• [What is asked]: Report every line in the listing below where the string "this" shows up.
--- Given data ---
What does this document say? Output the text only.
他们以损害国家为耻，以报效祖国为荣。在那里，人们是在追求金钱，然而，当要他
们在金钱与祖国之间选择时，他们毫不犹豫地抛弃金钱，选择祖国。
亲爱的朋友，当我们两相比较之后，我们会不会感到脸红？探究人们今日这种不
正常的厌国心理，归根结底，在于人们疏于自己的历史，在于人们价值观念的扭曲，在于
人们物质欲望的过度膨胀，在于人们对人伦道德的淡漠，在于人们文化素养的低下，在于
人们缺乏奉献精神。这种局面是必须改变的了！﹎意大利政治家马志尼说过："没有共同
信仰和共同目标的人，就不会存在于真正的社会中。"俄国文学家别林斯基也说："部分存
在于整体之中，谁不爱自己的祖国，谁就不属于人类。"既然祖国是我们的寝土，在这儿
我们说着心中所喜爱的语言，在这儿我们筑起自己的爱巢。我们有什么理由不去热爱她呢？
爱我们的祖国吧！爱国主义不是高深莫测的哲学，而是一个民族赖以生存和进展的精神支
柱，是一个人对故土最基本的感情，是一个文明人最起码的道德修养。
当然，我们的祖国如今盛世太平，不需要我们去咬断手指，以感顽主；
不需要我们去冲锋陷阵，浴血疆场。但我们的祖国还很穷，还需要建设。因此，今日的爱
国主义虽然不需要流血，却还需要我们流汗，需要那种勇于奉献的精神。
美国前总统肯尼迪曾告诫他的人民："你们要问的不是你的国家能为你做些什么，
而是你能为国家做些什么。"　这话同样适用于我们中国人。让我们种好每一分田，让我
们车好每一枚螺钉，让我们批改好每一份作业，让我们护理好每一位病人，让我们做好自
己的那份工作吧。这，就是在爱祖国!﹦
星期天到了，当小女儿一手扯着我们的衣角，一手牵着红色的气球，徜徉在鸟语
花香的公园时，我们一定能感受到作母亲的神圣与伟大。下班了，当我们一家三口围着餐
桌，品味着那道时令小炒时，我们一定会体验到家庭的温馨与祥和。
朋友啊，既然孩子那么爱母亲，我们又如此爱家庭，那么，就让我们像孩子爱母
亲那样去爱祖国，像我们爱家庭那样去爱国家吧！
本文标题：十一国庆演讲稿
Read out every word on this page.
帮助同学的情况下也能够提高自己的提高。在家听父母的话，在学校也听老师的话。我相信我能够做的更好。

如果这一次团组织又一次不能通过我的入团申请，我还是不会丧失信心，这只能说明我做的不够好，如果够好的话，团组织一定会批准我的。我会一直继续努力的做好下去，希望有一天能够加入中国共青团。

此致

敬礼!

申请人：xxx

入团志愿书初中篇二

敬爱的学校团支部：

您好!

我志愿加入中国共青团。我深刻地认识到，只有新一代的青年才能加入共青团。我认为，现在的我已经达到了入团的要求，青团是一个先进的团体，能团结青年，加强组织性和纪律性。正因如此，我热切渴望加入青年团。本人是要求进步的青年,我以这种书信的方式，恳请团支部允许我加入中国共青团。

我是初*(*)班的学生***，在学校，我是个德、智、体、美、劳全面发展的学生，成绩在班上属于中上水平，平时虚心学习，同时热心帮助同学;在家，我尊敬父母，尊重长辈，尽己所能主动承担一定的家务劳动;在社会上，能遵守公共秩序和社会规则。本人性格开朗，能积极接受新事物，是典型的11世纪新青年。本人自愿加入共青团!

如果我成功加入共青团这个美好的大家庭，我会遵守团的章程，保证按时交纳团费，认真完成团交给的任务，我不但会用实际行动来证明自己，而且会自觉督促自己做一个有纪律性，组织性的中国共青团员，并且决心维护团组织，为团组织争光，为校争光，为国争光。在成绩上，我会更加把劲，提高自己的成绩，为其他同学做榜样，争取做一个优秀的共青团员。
---
• [Full output]:
What does this document say? Output the text only.
Read out every word on this page.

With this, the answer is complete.